WORK TO DO ▸ Without including the pictures, copy out every line below.

[Begin DATASET]

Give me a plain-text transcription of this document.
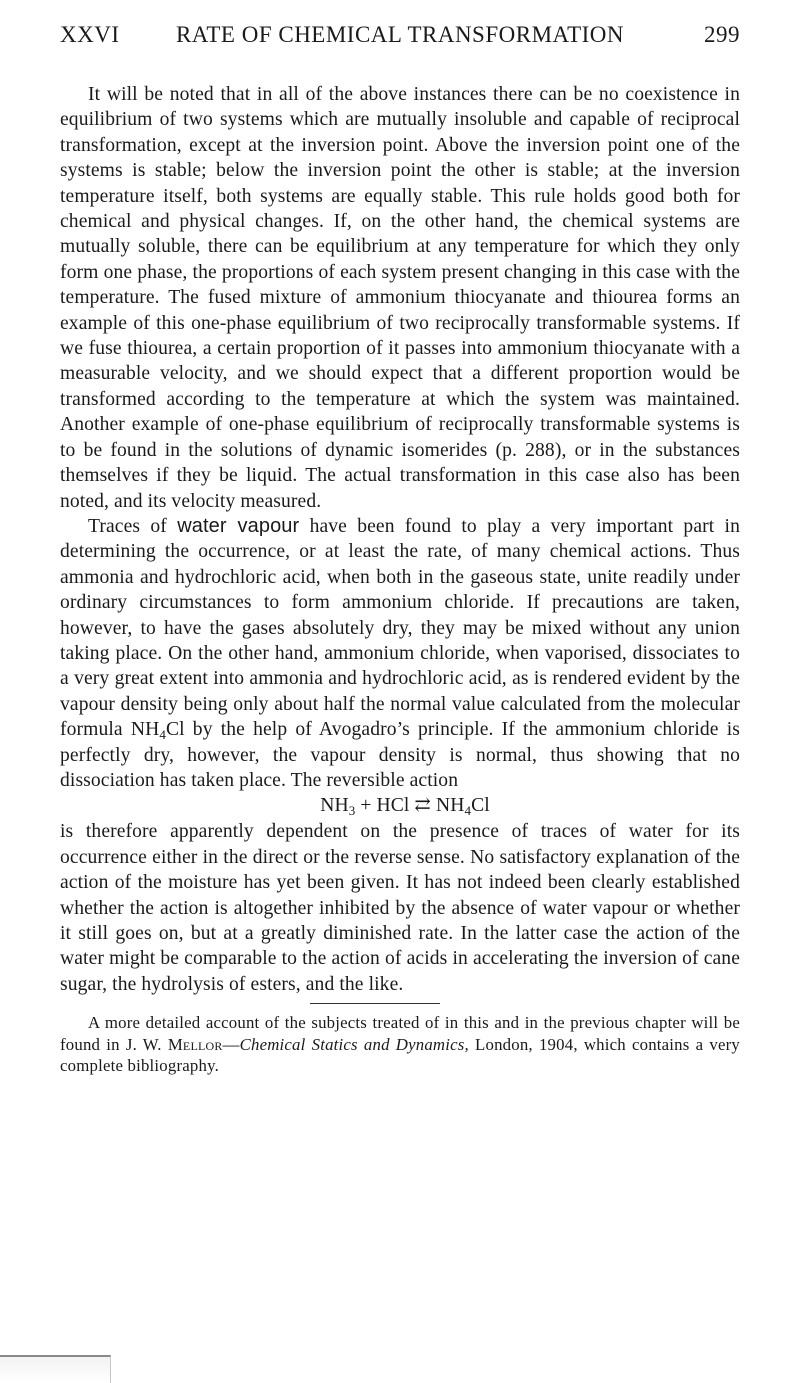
XXVI	RATE OF CHEMICAL TRANSFORMATION	299

It will be noted that in all of the above instances there can be no coexistence in equilibrium of two systems which are mutually insoluble and capable of reciprocal transformation, except at the inversion point. Above the inversion point one of the systems is stable; below the inversion point the other is stable; at the inversion temperature itself, both systems are equally stable. This rule holds good both for chemical and physical changes. If, on the other hand, the chemical systems are mutually soluble, there can be equilibrium at any temperature for which they only form one phase, the proportions of each system present changing in this case with the temperature. The fused mixture of ammonium thiocyanate and thiourea forms an example of this one-phase equilibrium of two reciprocally transformable systems. If we fuse thiourea, a certain proportion of it passes into ammonium thiocyanate with a measurable velocity, and we should expect that a different proportion would be transformed according to the temperature at which the system was maintained. Another example of one-phase equilibrium of reciprocally transformable systems is to be found in the solutions of dynamic isomerides (p. 288), or in the substances themselves if they be liquid. The actual transformation in this case also has been noted, and its velocity measured.

Traces of water vapour have been found to play a very important part in determining the occurrence, or at least the rate, of many chemical actions. Thus ammonia and hydrochloric acid, when both in the gaseous state, unite readily under ordinary circumstances to form ammonium chloride. If precautions are taken, however, to have the gases absolutely dry, they may be mixed without any union taking place. On the other hand, ammonium chloride, when vaporised, dissociates to a very great extent into ammonia and hydrochloric acid, as is rendered evident by the vapour density being only about half the normal value calculated from the molecular formula $NH_4Cl$ by the help of Avogadro’s principle. If the ammonium chloride is perfectly dry, however, the vapour density is normal, thus showing that no dissociation has taken place. The reversible action

$NH_3$ + HCl ⇄ $NH_4Cl$

is therefore apparently dependent on the presence of traces of water for its occurrence either in the direct or the reverse sense. No satisfactory explanation of the action of the moisture has yet been given. It has not indeed been clearly established whether the action is altogether inhibited by the absence of water vapour or whether it still goes on, but at a greatly diminished rate. In the latter case the action of the water might be comparable to the action of acids in accelerating the inversion of cane sugar, the hydrolysis of esters, and the like.

A more detailed account of the subjects treated of in this and in the previous chapter will be found in J. W. Mellor—Chemical Statics and Dynamics, London, 1904, which contains a very complete bibliography.
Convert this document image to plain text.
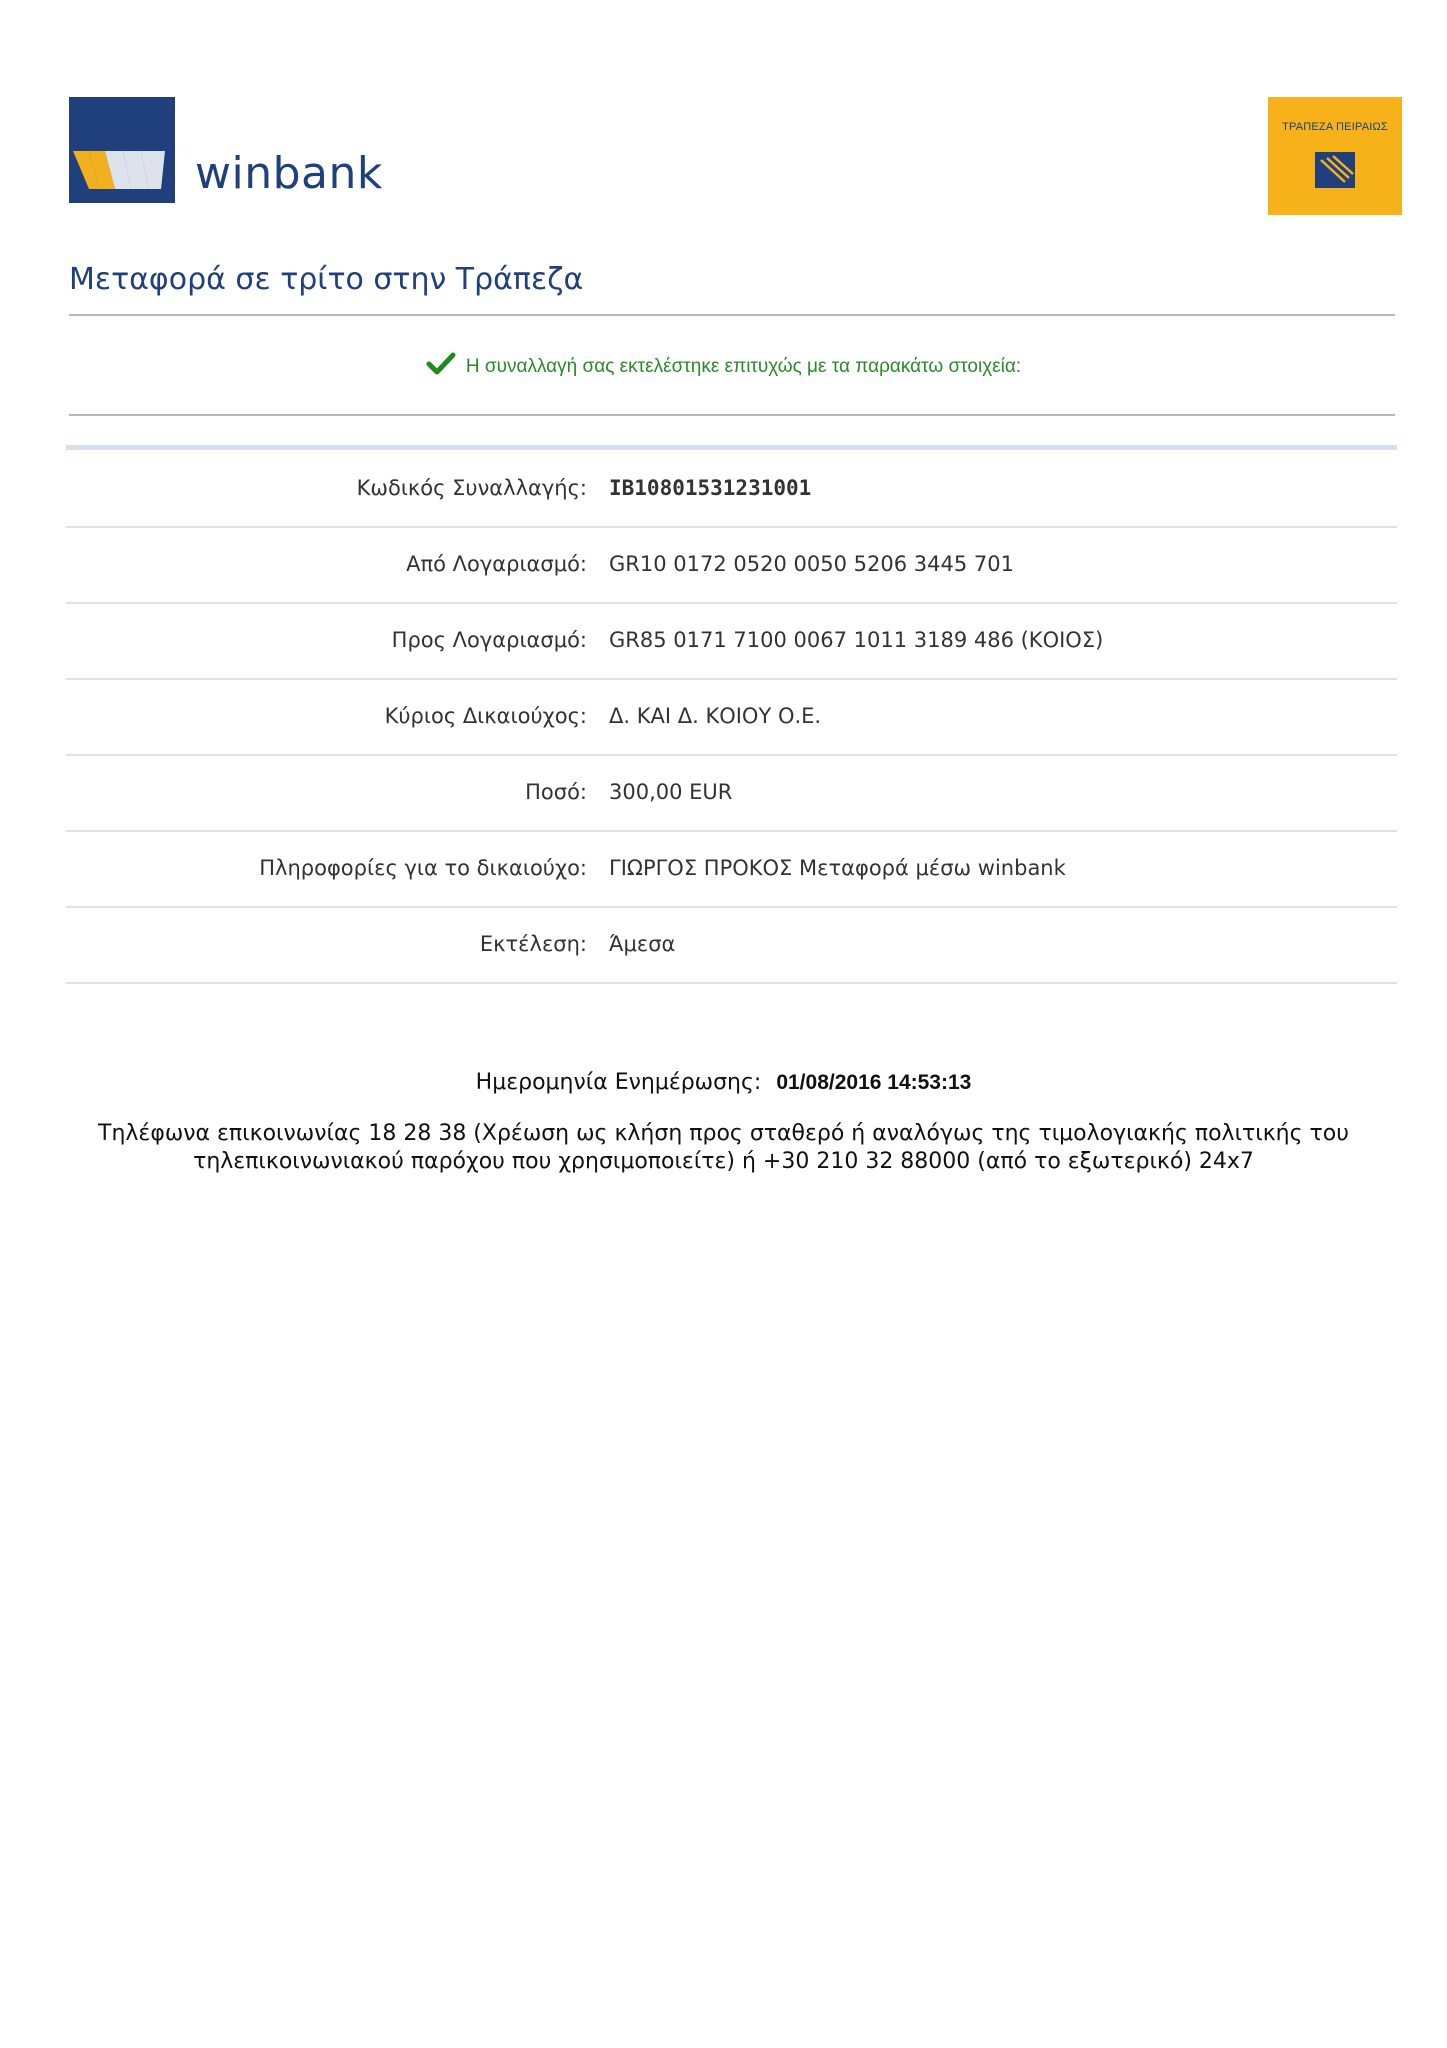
winbank
ΤΡΑΠΕΖΑ ΠΕΙΡΑΙΩΣ
Μεταφορά σε τρίτο στην Τράπεζα
Η συναλλαγή σας εκτελέστηκε επιτυχώς με τα παρακάτω στοιχεία:
Κωδικός Συναλλαγής: IB10801531231001
Από Λογαριασμό: GR10 0172 0520 0050 5206 3445 701
Προς Λογαριασμό: GR85 0171 7100 0067 1011 3189 486 (ΚΟΙΟΣ)
Κύριος Δικαιούχος: Δ. ΚΑΙ Δ. ΚΟΙΟΥ Ο.Ε.
Ποσό: 300,00 EUR
Πληροφορίες για το δικαιούχο: ΓΙΩΡΓΟΣ ΠΡΟΚΟΣ Μεταφορά μέσω winbank
Εκτέλεση: Άμεσα
Ημερομηνία Ενημέρωσης: 01/08/2016 14:53:13
Τηλέφωνα επικοινωνίας 18 28 38 (Χρέωση ως κλήση προς σταθερό ή αναλόγως της τιμολογιακής πολιτικής του
τηλεπικοινωνιακού παρόχου που χρησιμοποιείτε) ή +30 210 32 88000 (από το εξωτερικό) 24x7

[End DATASET]

WORKED ANSWER ▸
Give me a plain-text transcription of this document.
XXVI	RATE OF CHEMICAL TRANSFORMATION	299

It will be noted that in all of the above instances there can be no coexistence in equilibrium of two systems which are mutually insoluble and capable of reciprocal transformation, except at the inversion point. Above the inversion point one of the systems is stable; below the inversion point the other is stable; at the inversion temperature itself, both systems are equally stable. This rule holds good both for chemical and physical changes. If, on the other hand, the chemical systems are mutually soluble, there can be equilibrium at any temperature for which they only form one phase, the proportions of each system present changing in this case with the temperature. The fused mixture of ammonium thiocyanate and thiourea forms an example of this one-phase equilibrium of two reciprocally transformable systems. If we fuse thiourea, a certain proportion of it passes into ammonium thiocyanate with a measurable velocity, and we should expect that a different proportion would be transformed according to the temperature at which the system was maintained. Another example of one-phase equilibrium of reciprocally transformable systems is to be found in the solutions of dynamic isomerides (p. 288), or in the substances themselves if they be liquid. The actual transformation in this case also has been noted, and its velocity measured.

Traces of water vapour have been found to play a very important part in determining the occurrence, or at least the rate, of many chemical actions. Thus ammonia and hydrochloric acid, when both in the gaseous state, unite readily under ordinary circumstances to form ammonium chloride. If precautions are taken, however, to have the gases absolutely dry, they may be mixed without any union taking place. On the other hand, ammonium chloride, when vaporised, dissociates to a very great extent into ammonia and hydrochloric acid, as is rendered evident by the vapour density being only about half the normal value calculated from the molecular formula $NH_4Cl$ by the help of Avogadro’s principle. If the ammonium chloride is perfectly dry, however, the vapour density is normal, thus showing that no dissociation has taken place. The reversible action

$NH_3$ + HCl ⇄ $NH_4Cl$

is therefore apparently dependent on the presence of traces of water for its occurrence either in the direct or the reverse sense. No satisfactory explanation of the action of the moisture has yet been given. It has not indeed been clearly established whether the action is altogether inhibited by the absence of water vapour or whether it still goes on, but at a greatly diminished rate. In the latter case the action of the water might be comparable to the action of acids in accelerating the inversion of cane sugar, the hydrolysis of esters, and the like.

A more detailed account of the subjects treated of in this and in the previous chapter will be found in J. W. Mellor—Chemical Statics and Dynamics, London, 1904, which contains a very complete bibliography.
Convert this document image to plain text.
winbank
ΤΡΑΠΕΖΑ ΠΕΙΡΑΙΩΣ
Μεταφορά σε τρίτο στην Τράπεζα
Η συναλλαγή σας εκτελέστηκε επιτυχώς με τα παρακάτω στοιχεία:
Κωδικός Συναλλαγής: IB10801531231001
Από Λογαριασμό: GR10 0172 0520 0050 5206 3445 701
Προς Λογαριασμό: GR85 0171 7100 0067 1011 3189 486 (ΚΟΙΟΣ)
Κύριος Δικαιούχος: Δ. ΚΑΙ Δ. ΚΟΙΟΥ Ο.Ε.
Ποσό: 300,00 EUR
Πληροφορίες για το δικαιούχο: ΓΙΩΡΓΟΣ ΠΡΟΚΟΣ Μεταφορά μέσω winbank
Εκτέλεση: Άμεσα
Ημερομηνία Ενημέρωσης: 01/08/2016 14:53:13
Τηλέφωνα επικοινωνίας 18 28 38 (Χρέωση ως κλήση προς σταθερό ή αναλόγως της τιμολογιακής πολιτικής του
τηλεπικοινωνιακού παρόχου που χρησιμοποιείτε) ή +30 210 32 88000 (από το εξωτερικό) 24x7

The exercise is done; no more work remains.